Records provided:
-- BEGIN --
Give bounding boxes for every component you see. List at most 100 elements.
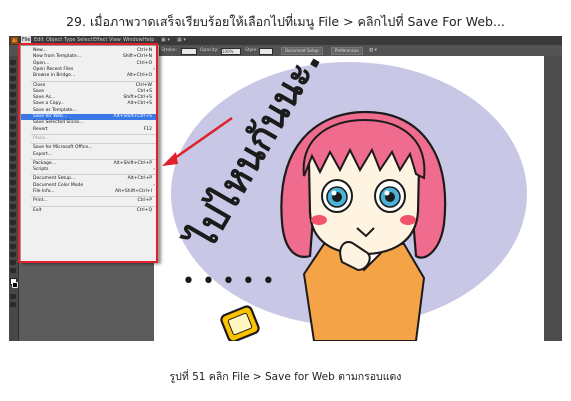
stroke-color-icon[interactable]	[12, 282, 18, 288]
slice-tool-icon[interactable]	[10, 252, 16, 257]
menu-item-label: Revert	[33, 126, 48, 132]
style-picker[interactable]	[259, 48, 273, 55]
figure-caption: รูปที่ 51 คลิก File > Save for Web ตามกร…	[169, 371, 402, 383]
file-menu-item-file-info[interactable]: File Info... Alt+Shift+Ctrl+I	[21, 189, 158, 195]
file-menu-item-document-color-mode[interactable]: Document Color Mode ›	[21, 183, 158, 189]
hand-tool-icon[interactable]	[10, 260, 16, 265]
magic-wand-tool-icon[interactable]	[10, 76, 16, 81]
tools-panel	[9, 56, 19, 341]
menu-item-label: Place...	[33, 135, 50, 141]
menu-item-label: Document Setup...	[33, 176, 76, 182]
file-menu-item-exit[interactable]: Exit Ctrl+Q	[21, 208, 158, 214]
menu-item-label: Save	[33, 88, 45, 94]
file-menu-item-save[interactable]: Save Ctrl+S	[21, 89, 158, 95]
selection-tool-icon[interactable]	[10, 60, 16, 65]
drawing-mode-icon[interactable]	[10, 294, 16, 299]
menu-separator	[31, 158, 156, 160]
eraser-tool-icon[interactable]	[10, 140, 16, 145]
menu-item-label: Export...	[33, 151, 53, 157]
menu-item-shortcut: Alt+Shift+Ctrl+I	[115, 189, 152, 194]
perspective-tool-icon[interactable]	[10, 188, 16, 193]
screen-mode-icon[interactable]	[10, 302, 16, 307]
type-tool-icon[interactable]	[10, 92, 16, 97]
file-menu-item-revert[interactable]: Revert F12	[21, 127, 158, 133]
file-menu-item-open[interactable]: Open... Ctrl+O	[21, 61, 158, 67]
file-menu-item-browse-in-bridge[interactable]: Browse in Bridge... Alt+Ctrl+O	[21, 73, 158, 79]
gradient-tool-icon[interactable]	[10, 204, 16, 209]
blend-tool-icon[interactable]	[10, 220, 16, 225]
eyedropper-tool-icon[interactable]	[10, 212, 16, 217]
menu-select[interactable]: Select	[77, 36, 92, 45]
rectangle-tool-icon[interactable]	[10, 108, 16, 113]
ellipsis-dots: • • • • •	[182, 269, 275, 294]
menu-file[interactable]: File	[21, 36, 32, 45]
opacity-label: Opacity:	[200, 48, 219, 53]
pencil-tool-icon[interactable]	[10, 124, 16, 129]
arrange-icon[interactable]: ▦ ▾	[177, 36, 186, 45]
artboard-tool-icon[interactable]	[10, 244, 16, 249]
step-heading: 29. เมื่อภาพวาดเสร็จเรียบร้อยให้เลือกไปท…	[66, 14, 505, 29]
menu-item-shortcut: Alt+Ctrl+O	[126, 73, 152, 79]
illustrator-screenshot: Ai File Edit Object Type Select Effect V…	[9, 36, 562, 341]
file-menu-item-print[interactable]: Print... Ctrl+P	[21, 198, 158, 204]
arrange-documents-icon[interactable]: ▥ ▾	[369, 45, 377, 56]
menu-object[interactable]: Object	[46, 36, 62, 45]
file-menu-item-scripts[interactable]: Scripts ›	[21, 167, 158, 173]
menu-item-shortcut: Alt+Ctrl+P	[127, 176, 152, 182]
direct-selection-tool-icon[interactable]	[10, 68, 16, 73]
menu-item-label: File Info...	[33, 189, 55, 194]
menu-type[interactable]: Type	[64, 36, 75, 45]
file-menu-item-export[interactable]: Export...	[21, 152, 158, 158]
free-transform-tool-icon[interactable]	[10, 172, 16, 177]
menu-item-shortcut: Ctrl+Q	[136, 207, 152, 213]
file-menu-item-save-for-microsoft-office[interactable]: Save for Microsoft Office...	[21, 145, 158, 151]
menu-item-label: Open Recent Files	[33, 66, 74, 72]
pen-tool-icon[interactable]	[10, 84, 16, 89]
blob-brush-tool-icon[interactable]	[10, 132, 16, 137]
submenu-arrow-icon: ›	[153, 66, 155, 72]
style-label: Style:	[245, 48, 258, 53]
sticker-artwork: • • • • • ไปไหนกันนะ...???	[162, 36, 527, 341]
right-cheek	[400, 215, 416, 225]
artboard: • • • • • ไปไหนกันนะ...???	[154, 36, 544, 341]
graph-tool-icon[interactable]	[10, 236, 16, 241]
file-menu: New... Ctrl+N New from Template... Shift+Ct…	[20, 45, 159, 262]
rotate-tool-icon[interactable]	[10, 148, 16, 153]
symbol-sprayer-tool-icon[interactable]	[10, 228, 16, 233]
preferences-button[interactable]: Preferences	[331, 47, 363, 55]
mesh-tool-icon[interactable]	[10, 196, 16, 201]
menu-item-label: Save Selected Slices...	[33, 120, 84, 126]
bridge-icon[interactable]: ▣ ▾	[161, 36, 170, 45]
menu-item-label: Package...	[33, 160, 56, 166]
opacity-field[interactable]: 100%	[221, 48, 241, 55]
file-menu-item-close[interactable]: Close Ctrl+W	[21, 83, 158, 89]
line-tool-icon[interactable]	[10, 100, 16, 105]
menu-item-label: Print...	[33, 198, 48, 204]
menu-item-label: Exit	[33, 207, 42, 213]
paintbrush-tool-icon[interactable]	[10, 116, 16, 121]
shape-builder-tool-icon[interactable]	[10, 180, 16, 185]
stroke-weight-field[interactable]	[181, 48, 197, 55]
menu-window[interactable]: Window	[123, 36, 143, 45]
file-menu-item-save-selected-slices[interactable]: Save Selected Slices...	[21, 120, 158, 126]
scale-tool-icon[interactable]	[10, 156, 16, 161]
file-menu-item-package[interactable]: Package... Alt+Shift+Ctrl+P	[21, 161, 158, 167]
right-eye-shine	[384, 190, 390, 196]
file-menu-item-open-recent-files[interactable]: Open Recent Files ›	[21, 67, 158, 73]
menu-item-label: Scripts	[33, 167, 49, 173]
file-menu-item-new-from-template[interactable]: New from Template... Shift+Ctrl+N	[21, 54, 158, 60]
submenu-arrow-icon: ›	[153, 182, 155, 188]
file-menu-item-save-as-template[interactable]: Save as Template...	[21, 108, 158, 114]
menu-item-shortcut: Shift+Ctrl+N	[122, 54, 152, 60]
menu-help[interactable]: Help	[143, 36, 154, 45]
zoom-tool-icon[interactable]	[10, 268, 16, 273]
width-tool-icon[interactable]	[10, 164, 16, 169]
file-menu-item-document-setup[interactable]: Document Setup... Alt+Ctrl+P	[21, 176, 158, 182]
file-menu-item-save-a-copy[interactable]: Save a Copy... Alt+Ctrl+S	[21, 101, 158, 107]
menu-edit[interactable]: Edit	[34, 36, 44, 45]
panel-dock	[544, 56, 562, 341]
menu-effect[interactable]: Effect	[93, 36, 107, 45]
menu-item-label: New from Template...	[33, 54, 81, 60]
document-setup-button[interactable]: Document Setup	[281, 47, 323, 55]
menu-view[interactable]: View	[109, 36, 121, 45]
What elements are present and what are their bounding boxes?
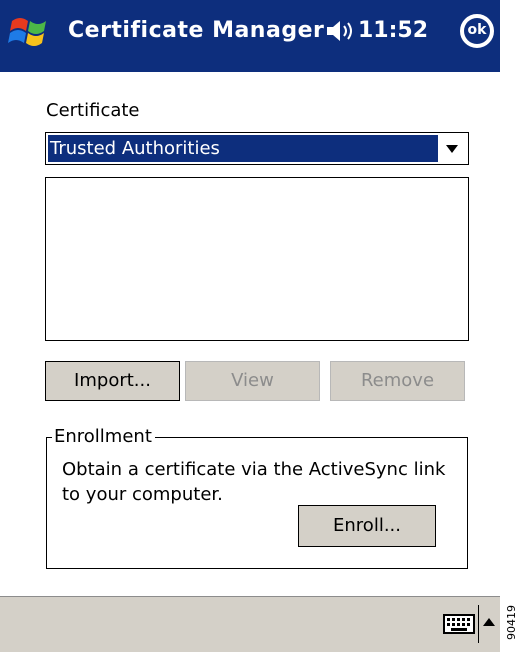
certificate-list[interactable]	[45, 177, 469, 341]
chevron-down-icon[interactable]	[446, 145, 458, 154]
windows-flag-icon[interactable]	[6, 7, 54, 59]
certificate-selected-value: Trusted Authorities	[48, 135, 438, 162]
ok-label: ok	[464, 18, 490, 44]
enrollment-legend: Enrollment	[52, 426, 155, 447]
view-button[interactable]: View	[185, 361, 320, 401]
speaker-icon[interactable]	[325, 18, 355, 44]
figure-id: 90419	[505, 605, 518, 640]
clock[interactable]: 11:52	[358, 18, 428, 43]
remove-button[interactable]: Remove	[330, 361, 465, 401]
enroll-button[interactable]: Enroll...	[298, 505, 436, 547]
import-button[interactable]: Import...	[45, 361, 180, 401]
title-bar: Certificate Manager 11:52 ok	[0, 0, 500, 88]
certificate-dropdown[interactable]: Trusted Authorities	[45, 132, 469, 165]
-- END --
Copy out the listing verbatim, beginning at the line that contains "177, 469, 341]" and continuing through the end of the listing, with both of those lines included.

Response to the task:
certificate-list[interactable]	[45, 177, 469, 341]
chevron-down-icon[interactable]	[446, 145, 458, 154]
windows-flag-icon[interactable]	[6, 7, 54, 59]
certificate-selected-value: Trusted Authorities	[48, 135, 438, 162]
ok-label: ok	[464, 18, 490, 44]
enrollment-legend: Enrollment	[52, 426, 155, 447]
view-button[interactable]: View	[185, 361, 320, 401]
speaker-icon[interactable]	[325, 18, 355, 44]
figure-id: 90419	[505, 605, 518, 640]
clock[interactable]: 11:52	[358, 18, 428, 43]
remove-button[interactable]: Remove	[330, 361, 465, 401]
enroll-button[interactable]: Enroll...	[298, 505, 436, 547]
import-button[interactable]: Import...	[45, 361, 180, 401]
title-bar: Certificate Manager 11:52 ok	[0, 0, 500, 88]
certificate-dropdown[interactable]: Trusted Authorities	[45, 132, 469, 165]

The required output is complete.